Stored records:
## BEGIN

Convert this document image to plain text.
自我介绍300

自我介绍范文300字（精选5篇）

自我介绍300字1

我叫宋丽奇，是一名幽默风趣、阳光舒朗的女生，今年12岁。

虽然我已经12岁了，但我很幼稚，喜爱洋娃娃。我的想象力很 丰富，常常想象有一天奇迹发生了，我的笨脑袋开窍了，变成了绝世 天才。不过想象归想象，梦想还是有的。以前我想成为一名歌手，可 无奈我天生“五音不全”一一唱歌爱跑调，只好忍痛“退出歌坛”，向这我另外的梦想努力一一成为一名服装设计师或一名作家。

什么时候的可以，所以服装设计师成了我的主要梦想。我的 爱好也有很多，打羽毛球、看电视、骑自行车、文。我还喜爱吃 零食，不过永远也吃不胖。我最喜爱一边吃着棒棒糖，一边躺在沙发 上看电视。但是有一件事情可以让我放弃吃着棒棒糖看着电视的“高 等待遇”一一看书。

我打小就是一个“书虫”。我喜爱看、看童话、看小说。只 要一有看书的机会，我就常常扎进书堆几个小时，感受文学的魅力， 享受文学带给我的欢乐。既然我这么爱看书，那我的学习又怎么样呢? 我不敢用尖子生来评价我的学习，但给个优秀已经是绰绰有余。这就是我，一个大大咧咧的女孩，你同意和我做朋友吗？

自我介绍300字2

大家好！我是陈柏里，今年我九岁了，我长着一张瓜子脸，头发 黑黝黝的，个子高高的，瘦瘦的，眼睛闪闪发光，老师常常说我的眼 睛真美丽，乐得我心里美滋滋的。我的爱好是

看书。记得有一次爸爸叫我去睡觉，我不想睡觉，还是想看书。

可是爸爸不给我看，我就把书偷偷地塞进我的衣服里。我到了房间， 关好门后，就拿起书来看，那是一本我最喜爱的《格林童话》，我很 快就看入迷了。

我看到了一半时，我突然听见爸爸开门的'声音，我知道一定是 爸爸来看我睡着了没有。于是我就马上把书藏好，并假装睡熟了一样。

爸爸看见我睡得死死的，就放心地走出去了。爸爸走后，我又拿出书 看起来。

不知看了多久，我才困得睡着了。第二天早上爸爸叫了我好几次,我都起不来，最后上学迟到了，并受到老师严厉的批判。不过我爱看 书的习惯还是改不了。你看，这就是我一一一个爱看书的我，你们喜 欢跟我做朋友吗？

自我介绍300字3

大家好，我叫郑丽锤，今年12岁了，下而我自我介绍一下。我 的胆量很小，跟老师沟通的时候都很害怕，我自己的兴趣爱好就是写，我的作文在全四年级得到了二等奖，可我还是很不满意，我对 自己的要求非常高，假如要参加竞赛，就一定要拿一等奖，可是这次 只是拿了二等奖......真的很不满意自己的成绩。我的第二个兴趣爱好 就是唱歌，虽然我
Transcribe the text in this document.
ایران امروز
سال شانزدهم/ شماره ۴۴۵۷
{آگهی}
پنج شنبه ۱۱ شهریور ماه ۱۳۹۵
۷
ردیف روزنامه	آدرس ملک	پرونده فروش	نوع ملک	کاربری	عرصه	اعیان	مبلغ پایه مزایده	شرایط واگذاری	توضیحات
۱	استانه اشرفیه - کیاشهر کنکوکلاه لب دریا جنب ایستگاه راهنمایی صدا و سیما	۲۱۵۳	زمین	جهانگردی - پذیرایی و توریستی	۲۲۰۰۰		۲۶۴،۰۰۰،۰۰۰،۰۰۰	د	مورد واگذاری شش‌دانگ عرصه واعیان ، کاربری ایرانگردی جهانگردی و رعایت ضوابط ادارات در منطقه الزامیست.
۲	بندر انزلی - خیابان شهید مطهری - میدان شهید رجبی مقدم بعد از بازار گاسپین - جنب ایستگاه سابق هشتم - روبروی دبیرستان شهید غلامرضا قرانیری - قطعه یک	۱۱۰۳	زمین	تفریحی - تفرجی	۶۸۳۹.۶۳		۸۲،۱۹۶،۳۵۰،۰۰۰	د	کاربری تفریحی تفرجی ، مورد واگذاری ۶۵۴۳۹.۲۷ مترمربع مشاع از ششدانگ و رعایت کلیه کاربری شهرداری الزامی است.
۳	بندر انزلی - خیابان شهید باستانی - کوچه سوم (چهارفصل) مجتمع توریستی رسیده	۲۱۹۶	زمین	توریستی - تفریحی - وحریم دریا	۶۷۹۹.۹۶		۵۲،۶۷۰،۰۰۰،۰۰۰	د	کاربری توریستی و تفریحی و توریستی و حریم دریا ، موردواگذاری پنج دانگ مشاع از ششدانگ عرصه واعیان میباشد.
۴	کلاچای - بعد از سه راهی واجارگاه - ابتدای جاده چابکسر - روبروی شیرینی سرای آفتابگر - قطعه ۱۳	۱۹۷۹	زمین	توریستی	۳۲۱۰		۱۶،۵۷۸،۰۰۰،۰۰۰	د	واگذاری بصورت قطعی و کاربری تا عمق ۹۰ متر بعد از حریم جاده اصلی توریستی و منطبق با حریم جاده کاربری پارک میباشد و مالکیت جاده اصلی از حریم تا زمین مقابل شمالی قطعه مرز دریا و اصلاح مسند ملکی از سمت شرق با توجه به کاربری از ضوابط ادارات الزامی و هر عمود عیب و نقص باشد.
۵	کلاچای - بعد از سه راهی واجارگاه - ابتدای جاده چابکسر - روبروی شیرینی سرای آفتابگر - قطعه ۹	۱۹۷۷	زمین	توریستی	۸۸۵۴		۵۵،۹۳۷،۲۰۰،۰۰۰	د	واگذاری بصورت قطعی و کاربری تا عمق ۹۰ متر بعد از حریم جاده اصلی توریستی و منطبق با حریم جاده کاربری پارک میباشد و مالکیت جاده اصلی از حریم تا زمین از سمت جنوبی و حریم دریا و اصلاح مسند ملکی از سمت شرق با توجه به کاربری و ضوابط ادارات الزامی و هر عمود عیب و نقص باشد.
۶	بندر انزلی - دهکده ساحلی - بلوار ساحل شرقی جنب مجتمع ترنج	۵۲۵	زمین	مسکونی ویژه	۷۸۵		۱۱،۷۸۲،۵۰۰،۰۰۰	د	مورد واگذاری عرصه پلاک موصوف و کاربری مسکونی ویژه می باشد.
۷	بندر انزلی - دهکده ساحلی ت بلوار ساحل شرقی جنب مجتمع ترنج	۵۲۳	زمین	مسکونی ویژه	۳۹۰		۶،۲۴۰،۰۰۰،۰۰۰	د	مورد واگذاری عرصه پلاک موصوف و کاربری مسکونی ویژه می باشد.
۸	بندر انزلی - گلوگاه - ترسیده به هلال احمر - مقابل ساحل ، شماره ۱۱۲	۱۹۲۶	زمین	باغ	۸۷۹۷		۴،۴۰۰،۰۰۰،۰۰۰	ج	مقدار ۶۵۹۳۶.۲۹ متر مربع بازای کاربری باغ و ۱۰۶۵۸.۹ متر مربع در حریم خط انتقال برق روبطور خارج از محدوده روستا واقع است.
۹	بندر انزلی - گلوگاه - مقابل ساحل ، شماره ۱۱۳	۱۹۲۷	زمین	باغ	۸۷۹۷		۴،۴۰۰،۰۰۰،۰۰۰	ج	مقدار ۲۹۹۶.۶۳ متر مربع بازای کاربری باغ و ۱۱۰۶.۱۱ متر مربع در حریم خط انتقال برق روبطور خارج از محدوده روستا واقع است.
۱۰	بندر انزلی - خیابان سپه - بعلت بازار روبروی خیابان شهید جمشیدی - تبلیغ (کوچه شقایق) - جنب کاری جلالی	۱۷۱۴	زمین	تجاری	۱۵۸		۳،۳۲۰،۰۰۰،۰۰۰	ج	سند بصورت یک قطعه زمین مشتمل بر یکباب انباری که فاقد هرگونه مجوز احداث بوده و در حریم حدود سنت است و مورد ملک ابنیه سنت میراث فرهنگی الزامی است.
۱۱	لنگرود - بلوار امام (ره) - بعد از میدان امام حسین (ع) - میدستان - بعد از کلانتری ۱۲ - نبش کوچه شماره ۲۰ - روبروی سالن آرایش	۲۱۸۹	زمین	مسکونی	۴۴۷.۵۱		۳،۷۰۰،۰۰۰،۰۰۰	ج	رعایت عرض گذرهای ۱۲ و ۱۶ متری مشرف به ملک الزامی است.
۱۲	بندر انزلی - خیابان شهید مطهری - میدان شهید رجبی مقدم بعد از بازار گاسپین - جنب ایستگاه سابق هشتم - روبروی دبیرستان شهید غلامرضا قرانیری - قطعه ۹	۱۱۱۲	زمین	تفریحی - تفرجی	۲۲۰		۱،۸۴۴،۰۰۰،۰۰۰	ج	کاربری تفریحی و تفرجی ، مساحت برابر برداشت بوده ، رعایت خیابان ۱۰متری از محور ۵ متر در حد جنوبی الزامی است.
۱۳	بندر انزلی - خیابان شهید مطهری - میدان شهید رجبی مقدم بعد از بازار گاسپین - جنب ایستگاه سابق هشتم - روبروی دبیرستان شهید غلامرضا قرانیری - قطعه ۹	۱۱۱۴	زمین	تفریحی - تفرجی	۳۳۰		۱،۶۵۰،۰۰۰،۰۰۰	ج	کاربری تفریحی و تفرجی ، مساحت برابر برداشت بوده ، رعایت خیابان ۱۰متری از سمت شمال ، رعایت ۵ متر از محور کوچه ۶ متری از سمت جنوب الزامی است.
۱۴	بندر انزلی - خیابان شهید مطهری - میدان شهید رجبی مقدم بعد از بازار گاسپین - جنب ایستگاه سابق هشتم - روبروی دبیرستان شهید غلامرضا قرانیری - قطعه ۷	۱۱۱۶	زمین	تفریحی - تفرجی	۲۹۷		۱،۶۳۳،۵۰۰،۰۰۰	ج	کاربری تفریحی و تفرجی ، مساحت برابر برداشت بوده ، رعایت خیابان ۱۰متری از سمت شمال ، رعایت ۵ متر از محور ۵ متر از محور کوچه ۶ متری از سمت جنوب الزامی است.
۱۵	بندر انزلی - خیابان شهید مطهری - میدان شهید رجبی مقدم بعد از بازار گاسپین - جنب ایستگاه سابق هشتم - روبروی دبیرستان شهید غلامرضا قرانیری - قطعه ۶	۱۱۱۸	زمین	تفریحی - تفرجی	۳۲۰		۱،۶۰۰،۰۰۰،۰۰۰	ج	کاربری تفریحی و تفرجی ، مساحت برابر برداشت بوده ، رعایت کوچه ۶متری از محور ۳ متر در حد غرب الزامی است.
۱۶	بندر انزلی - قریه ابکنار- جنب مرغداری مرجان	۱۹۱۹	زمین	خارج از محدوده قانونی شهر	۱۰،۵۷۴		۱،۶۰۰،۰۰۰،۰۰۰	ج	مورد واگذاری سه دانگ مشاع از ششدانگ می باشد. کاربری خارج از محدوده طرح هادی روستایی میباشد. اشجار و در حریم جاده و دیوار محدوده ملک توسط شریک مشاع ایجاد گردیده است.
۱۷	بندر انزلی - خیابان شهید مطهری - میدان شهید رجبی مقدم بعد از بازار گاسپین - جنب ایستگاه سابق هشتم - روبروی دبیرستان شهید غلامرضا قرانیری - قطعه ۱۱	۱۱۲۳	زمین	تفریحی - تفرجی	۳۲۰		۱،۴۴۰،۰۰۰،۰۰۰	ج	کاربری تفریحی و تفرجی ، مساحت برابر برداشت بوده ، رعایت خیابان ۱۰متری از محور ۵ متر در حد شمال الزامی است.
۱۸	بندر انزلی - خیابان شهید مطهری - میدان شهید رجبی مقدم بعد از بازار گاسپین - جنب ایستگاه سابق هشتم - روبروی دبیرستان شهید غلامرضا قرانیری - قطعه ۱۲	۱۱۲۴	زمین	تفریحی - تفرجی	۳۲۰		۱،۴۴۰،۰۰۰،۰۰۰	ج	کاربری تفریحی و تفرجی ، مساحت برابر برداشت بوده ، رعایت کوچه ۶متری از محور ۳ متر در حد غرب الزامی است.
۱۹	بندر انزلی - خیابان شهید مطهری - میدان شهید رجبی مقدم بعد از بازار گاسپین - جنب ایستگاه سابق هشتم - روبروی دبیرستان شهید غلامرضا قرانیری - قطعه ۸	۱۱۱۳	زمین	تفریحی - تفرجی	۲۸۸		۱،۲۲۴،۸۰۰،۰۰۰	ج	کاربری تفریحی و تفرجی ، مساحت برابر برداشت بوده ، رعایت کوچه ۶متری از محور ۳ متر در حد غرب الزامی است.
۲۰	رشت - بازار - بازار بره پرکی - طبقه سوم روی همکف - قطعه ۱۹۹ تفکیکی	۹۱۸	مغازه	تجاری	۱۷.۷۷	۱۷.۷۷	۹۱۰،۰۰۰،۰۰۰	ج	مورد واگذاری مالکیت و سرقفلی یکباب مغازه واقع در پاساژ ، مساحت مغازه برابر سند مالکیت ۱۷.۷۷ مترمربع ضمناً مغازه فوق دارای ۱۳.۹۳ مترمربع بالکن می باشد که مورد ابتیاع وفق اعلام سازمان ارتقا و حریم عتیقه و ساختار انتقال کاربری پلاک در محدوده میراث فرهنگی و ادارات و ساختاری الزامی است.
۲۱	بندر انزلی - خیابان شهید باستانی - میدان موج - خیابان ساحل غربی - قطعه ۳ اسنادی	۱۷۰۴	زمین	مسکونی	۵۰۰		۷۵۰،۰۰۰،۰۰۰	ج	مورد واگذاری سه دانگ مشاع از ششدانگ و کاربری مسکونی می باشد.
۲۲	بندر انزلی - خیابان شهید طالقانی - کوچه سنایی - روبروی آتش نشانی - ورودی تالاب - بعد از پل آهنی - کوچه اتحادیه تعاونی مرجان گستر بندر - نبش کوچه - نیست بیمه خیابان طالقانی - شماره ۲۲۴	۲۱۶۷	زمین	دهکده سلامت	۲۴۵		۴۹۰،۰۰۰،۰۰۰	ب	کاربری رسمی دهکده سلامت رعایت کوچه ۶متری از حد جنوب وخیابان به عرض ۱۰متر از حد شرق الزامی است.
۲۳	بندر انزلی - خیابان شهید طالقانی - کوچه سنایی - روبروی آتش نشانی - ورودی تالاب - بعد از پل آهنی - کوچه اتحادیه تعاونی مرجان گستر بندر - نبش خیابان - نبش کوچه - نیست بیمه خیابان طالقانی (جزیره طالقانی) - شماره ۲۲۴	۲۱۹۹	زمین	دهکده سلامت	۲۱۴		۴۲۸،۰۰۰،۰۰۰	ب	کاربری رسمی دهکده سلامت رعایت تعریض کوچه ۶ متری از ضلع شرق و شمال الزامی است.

## END

What is being asked
Select every line of the records holding the string "اتحادیه".

Complete response
۲۲	بندر انزلی - خیابان شهید طالقانی - کوچه سنایی - روبروی آتش نشانی - ورودی تالاب - بعد از پل آهنی - کوچه اتحادیه تعاونی مرجان گستر بندر - نبش کوچه - نیست بیمه خیابان طالقانی - شماره ۲۲۴	۲۱۶۷	زمین	دهکده سلامت	۲۴۵		۴۹۰،۰۰۰،۰۰۰	ب	کاربری رسمی دهکده سلامت رعایت کوچه ۶متری از حد جنوب وخیابان به عرض ۱۰متر از حد شرق الزامی است.
۲۳	بندر انزلی - خیابان شهید طالقانی - کوچه سنایی - روبروی آتش نشانی - ورودی تالاب - بعد از پل آهنی - کوچه اتحادیه تعاونی مرجان گستر بندر - نبش خیابان - نبش کوچه - نیست بیمه خیابان طالقانی (جزیره طالقانی) - شماره ۲۲۴	۲۱۹۹	زمین	دهکده سلامت	۲۱۴		۴۲۸،۰۰۰،۰۰۰	ب	کاربری رسمی دهکده سلامت رعایت تعریض کوچه ۶ متری از ضلع شرق و شمال الزامی است.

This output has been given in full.